Merger may give local Bell hangups SBC, Ameritech to enter Balto. market after $62 billion deal

Phone companies

May 12, 1998|By Mark Ribbing | Mark Ribbing,SUN STAFF

The proposed $62 billion merger between regional telephone companies SBC Communications Inc. and Ameritech Corp. could prod Bell Atlantic Corp. to get back into the mergers game, analysts say.

San Antonio-based SBC's planned purchase of Chicago's Ameritech would be the largest consolidation the merger-happy telecommunications industry has seen. The deal, announced yesterday, would make SBC the largest Bell company, giving it a local-service empire of 56.3 million lines in 13 states.

The blockbuster deal reflects the industry's bigger-is-better mentality. Since the Telecommunications Act of 1996 set the stage for local and long-distance companies to enter each other's markets, phone companies have sought to merge to cut costs and offer a broader array of services.

******************************

**Your task**
List every company named in the article on the SBC and Ameritech merger, using the full names the article gives.

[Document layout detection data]

******************************

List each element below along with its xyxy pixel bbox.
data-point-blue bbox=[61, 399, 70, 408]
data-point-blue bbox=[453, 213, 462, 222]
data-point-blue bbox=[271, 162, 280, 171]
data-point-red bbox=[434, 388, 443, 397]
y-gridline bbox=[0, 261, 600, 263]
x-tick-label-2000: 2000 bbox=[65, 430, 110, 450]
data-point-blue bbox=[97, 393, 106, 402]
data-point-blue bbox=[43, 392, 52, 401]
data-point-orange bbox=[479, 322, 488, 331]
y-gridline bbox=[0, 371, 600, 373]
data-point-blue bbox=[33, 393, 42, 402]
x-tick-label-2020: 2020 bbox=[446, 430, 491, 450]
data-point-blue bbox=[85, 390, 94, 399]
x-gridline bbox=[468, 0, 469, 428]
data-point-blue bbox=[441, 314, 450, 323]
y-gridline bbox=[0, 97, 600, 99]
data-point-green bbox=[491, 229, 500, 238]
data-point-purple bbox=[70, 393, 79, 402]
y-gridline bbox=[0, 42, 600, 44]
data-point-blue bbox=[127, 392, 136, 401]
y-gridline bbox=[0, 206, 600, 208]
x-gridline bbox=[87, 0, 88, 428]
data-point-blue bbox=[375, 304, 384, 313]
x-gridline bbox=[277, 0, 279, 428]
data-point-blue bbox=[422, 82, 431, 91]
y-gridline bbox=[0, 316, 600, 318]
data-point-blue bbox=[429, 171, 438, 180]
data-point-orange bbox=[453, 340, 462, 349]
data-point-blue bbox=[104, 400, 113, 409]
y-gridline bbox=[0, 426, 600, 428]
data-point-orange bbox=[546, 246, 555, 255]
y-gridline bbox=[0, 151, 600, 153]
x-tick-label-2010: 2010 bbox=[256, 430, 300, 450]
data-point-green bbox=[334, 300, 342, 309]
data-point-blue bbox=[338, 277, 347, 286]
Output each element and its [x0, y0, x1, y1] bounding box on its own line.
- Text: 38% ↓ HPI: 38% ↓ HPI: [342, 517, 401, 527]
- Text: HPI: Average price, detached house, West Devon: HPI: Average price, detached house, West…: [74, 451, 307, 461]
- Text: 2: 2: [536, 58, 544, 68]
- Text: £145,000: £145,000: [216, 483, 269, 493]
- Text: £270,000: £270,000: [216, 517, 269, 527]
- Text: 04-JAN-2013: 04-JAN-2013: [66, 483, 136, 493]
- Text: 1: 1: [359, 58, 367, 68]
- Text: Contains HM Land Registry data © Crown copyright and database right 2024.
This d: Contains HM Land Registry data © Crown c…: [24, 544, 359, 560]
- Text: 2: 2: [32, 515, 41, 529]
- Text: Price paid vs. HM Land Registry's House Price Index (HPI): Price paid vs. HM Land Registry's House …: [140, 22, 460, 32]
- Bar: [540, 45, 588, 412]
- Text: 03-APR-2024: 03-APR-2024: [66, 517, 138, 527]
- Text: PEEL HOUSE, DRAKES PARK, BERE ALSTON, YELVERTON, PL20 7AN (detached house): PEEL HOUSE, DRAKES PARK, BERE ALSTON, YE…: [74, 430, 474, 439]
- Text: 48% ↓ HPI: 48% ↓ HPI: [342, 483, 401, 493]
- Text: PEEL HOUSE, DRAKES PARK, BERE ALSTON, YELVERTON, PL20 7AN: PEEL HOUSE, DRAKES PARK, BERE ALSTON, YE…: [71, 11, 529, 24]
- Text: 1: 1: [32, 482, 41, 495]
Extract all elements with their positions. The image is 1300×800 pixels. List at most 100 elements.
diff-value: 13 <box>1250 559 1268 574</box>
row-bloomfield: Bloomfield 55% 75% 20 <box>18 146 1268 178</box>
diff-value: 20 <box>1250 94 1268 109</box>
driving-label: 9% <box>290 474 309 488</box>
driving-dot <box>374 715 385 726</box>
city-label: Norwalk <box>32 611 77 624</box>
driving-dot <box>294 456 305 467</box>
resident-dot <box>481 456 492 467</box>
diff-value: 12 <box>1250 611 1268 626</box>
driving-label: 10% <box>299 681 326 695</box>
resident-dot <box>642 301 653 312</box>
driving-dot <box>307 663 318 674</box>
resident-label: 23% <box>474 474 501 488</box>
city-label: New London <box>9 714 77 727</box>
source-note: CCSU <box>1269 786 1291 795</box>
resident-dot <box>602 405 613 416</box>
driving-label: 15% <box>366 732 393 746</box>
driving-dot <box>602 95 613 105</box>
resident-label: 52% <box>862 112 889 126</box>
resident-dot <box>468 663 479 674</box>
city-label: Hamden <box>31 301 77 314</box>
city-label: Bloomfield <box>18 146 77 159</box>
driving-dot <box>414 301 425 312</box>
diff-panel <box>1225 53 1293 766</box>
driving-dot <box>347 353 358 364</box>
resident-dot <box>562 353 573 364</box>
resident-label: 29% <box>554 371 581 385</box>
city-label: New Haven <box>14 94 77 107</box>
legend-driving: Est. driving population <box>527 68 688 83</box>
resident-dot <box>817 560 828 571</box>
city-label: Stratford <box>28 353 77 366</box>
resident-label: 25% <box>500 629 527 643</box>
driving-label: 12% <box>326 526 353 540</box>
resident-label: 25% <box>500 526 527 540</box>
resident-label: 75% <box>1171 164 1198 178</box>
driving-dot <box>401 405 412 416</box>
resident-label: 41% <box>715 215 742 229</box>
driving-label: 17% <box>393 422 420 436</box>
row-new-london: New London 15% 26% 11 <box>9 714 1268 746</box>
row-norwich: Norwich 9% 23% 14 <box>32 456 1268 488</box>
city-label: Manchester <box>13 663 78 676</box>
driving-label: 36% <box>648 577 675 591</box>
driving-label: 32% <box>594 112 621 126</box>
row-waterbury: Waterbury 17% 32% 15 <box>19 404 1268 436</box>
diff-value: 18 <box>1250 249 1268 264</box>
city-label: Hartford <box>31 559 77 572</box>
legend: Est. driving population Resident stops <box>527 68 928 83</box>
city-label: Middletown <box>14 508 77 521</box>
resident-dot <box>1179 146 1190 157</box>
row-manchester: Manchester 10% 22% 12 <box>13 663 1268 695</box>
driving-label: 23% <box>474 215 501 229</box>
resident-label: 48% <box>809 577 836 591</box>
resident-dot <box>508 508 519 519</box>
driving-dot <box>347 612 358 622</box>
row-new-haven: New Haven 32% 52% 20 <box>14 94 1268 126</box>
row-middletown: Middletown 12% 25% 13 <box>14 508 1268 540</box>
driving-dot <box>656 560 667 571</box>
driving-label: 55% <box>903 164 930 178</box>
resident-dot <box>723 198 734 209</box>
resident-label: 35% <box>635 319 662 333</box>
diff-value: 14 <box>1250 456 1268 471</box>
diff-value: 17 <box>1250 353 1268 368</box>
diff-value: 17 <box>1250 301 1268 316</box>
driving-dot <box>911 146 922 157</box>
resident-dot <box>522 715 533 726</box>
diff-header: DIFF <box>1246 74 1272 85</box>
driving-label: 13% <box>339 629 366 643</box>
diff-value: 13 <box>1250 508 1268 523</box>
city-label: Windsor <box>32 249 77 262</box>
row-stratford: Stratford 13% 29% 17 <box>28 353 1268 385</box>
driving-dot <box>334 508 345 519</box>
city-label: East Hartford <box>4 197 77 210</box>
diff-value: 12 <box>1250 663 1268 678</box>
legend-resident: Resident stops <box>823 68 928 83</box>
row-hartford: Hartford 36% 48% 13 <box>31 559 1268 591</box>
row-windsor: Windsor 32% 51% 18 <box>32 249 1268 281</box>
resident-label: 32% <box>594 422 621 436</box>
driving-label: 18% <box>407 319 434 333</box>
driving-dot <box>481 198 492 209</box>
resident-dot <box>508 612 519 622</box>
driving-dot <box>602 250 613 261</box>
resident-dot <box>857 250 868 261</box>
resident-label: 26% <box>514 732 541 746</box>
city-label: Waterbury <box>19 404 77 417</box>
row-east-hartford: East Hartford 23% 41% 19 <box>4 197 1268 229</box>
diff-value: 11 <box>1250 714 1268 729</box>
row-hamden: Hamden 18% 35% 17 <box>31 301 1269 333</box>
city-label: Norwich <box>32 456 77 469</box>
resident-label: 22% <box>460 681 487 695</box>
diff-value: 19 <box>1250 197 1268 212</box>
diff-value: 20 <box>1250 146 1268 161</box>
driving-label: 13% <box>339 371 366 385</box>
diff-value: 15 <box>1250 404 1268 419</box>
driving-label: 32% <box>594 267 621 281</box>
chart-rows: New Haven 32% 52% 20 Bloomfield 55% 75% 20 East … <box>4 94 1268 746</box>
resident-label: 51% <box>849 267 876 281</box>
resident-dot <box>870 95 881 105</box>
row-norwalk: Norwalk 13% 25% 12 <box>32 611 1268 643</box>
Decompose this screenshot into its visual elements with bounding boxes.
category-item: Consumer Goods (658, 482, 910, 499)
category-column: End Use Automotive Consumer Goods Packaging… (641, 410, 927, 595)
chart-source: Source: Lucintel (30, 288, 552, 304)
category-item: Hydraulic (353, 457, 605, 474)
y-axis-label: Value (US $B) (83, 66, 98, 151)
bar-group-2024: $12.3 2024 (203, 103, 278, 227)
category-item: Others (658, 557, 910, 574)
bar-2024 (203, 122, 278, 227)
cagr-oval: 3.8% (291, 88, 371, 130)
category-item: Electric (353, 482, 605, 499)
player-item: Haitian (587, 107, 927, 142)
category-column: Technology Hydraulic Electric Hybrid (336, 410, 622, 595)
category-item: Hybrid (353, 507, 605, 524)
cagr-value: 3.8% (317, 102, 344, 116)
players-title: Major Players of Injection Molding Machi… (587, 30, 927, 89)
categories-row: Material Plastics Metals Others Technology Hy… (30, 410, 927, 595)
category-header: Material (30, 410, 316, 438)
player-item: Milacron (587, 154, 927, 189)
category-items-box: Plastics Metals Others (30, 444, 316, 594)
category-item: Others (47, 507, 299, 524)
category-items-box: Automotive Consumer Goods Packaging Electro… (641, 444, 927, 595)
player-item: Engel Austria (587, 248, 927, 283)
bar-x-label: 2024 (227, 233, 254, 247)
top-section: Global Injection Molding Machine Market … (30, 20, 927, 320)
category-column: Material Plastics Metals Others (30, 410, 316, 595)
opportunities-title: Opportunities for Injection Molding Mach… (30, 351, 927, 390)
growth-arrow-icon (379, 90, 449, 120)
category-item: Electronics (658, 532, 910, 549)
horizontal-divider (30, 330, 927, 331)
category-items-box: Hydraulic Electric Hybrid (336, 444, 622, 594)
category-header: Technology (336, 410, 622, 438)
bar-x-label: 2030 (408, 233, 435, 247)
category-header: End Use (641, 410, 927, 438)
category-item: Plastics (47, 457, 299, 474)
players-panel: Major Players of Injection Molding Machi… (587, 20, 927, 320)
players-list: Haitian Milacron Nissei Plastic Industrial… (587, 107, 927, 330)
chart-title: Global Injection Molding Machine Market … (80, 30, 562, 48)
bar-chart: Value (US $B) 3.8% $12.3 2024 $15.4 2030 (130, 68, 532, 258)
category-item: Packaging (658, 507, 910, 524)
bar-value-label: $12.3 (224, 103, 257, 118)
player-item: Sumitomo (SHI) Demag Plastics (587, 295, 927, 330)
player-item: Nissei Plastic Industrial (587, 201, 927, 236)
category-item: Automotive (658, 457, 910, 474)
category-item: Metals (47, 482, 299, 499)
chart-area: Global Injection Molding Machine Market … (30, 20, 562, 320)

******************************

**Expected answer**
SBC Communications Inc.
Ameritech Corp.
Bell Atlantic Corp.